**Passage choisi**:
Je me souviens encore de ce jour de juin et des mots de celui qui allait me faire signer mon premier contrat de travail. C'était un homme fort, à lunettes carrées, en costume et cravate noirs. J'étais devant son bureau, un peu intimidé. Il tapotait du plat de la main les maigres diplômes que je venais de lui présenter, me posait quelques questions d'ordre général. Il me dit :

- nous sommes en juin, l'activité va considérablement ralentir. Mais revenez me voir en septembre et je vous mettrais au chaud.

Et voilà comment en 1983 je me suis retrouvé à arpenter le plateau des Carpentier, ceux du Grand Échiquier et de Droit de Réponse. Il y avait aussi ce plateau que l'on atteignait en traversant les ateliers de "prémontage", d'où était diffusé en direct ce que l'on appelait "les dramatiques", dans des décors finis parfois quelques minutes seulement avant la prise d'antenne, la peinture à peine sèche. La télévision à cette époque était une forme de service public, financée par l'impôt et de rares pages de publicité. Y entrer c'était la garantie d'un emploi à vie.

**Consigne A**:
Recopiez le passage sur les débuts à la télévision, depuis « Et voilà comment » jusqu'à « emploi à vie. » inclus.
Le passage et la liste ne viennent pas de la même source.

**Extraits de données**:
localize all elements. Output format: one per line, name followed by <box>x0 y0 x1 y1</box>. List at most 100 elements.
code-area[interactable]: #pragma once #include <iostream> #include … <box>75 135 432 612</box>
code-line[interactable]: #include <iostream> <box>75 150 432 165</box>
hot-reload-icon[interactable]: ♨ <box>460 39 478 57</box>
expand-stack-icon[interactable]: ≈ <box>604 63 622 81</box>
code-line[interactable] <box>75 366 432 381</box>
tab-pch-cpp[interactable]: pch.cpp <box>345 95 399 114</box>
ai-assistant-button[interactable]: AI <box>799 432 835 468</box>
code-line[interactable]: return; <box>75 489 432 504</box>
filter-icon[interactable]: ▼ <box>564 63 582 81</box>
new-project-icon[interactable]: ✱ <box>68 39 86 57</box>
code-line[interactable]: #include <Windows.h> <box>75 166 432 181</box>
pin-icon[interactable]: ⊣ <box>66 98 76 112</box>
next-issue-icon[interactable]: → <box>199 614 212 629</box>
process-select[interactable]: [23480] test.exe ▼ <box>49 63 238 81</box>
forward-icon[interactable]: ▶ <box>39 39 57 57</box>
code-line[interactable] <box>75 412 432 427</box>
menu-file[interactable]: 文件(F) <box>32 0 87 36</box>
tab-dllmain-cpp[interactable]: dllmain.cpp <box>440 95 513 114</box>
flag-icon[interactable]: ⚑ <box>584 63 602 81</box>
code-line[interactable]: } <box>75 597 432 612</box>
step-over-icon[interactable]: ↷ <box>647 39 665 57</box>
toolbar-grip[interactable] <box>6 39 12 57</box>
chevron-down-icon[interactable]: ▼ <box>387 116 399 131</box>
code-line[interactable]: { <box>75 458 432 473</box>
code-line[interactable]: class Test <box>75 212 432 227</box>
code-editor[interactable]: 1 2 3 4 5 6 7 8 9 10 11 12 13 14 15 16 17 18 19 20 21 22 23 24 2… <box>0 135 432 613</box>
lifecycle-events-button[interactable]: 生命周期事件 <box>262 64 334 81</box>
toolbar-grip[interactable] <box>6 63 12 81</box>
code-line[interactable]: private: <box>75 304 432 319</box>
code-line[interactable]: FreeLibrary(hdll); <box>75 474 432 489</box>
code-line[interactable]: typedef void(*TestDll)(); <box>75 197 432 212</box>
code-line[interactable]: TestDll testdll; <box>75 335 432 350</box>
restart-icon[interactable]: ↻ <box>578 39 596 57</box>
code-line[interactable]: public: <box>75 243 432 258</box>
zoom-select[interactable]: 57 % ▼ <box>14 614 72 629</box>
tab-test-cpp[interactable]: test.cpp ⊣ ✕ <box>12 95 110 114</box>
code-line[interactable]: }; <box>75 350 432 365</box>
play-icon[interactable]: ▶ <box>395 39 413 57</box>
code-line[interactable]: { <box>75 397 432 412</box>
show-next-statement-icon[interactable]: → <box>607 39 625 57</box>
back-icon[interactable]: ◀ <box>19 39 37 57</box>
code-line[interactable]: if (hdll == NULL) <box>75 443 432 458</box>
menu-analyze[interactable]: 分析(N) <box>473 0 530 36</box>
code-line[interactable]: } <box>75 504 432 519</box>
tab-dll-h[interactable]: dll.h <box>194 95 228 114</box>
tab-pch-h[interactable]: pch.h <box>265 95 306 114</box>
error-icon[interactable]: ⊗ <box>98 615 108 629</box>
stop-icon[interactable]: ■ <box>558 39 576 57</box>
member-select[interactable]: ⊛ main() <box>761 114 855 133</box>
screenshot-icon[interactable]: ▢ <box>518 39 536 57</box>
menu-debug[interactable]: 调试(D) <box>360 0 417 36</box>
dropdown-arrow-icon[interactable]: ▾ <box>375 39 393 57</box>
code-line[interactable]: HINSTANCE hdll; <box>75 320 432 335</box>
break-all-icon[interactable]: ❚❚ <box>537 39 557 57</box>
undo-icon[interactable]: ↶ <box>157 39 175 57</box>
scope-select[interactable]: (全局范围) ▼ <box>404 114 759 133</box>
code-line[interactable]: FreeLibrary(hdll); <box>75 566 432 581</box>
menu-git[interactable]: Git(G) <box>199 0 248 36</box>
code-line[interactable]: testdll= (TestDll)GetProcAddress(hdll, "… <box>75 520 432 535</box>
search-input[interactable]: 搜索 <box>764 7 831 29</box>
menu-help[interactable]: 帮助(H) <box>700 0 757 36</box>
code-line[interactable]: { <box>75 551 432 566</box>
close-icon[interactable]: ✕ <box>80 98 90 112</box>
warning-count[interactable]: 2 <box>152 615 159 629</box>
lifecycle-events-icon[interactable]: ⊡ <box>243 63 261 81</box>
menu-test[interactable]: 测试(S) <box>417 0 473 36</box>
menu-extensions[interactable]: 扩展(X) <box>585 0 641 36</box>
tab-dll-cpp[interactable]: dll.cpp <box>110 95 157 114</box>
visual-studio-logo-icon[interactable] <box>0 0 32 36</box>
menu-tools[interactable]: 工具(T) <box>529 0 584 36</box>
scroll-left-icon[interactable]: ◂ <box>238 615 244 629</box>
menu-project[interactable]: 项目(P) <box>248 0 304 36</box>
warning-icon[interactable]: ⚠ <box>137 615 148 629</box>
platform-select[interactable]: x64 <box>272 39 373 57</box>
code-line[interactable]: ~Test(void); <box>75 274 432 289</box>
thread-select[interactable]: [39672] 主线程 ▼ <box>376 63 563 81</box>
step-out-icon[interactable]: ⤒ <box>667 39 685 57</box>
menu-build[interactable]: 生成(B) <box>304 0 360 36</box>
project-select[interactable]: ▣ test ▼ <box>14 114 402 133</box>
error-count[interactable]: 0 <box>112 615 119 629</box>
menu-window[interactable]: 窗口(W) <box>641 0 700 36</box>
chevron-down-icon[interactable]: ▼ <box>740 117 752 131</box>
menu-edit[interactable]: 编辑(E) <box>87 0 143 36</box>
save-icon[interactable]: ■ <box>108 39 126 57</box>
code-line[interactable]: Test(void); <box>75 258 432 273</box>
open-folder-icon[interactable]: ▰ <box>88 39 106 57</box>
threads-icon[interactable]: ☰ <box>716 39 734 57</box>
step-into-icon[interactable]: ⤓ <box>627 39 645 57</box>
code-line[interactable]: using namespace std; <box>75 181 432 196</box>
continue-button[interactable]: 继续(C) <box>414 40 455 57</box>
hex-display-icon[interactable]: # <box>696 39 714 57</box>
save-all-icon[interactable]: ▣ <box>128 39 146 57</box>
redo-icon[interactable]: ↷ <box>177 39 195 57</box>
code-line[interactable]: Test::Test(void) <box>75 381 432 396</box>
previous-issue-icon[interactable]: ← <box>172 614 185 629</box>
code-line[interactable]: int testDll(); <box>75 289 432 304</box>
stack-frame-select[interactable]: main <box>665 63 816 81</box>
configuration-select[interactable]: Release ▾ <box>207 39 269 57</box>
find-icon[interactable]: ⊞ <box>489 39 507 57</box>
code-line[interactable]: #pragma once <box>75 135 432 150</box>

**Consigne B**:
Reproduisez à l'identique la liste, de son début jusqu'à la ligne contenant « tab-test-cpp[interactable]: test.cpp ⊣ », celle-ci comprise.

**Réponse détaillée A**:
Et voilà comment en 1983 je me suis retrouvé à arpenter le plateau des Carpentier, ceux du Grand Échiquier et de Droit de Réponse. Il y avait aussi ce plateau que l'on atteignait en traversant les ateliers de "prémontage", d'où était diffusé en direct ce que l'on appelait "les dramatiques", dans des décors finis parfois quelques minutes seulement avant la prise d'antenne, la peinture à peine sèche. La télévision à cette époque était une forme de service public, financée par l'impôt et de rares pages de publicité. Y entrer c'était la garantie d'un emploi à vie.

**Réponse détaillée B**:
localize all elements. Output format: one per line, name followed by <box>x0 y0 x1 y1</box>. List at most 100 elements.
code-area[interactable]: #pragma once #include <iostream> #include … <box>75 135 432 612</box>
code-line[interactable]: #include <iostream> <box>75 150 432 165</box>
hot-reload-icon[interactable]: ♨ <box>460 39 478 57</box>
expand-stack-icon[interactable]: ≈ <box>604 63 622 81</box>
code-line[interactable] <box>75 366 432 381</box>
tab-pch-cpp[interactable]: pch.cpp <box>345 95 399 114</box>
ai-assistant-button[interactable]: AI <box>799 432 835 468</box>
code-line[interactable]: return; <box>75 489 432 504</box>
filter-icon[interactable]: ▼ <box>564 63 582 81</box>
new-project-icon[interactable]: ✱ <box>68 39 86 57</box>
code-line[interactable]: #include <Windows.h> <box>75 166 432 181</box>
pin-icon[interactable]: ⊣ <box>66 98 76 112</box>
next-issue-icon[interactable]: → <box>199 614 212 629</box>
process-select[interactable]: [23480] test.exe ▼ <box>49 63 238 81</box>
forward-icon[interactable]: ▶ <box>39 39 57 57</box>
code-line[interactable] <box>75 412 432 427</box>
menu-file[interactable]: 文件(F) <box>32 0 87 36</box>
tab-dllmain-cpp[interactable]: dllmain.cpp <box>440 95 513 114</box>
flag-icon[interactable]: ⚑ <box>584 63 602 81</box>
code-line[interactable]: } <box>75 597 432 612</box>
step-over-icon[interactable]: ↷ <box>647 39 665 57</box>
toolbar-grip[interactable] <box>6 39 12 57</box>
chevron-down-icon[interactable]: ▼ <box>387 116 399 131</box>
code-line[interactable]: { <box>75 458 432 473</box>
code-line[interactable]: class Test <box>75 212 432 227</box>
code-editor[interactable]: 1 2 3 4 5 6 7 8 9 10 11 12 13 14 15 16 17 18 19 20 21 22 23 24 2… <box>0 135 432 613</box>
lifecycle-events-button[interactable]: 生命周期事件 <box>262 64 334 81</box>
toolbar-grip[interactable] <box>6 63 12 81</box>
code-line[interactable]: private: <box>75 304 432 319</box>
code-line[interactable]: FreeLibrary(hdll); <box>75 474 432 489</box>
code-line[interactable]: typedef void(*TestDll)(); <box>75 197 432 212</box>
code-line[interactable]: TestDll testdll; <box>75 335 432 350</box>
restart-icon[interactable]: ↻ <box>578 39 596 57</box>
code-line[interactable]: public: <box>75 243 432 258</box>
zoom-select[interactable]: 57 % ▼ <box>14 614 72 629</box>
tab-test-cpp[interactable]: test.cpp ⊣ ✕ <box>12 95 110 114</box>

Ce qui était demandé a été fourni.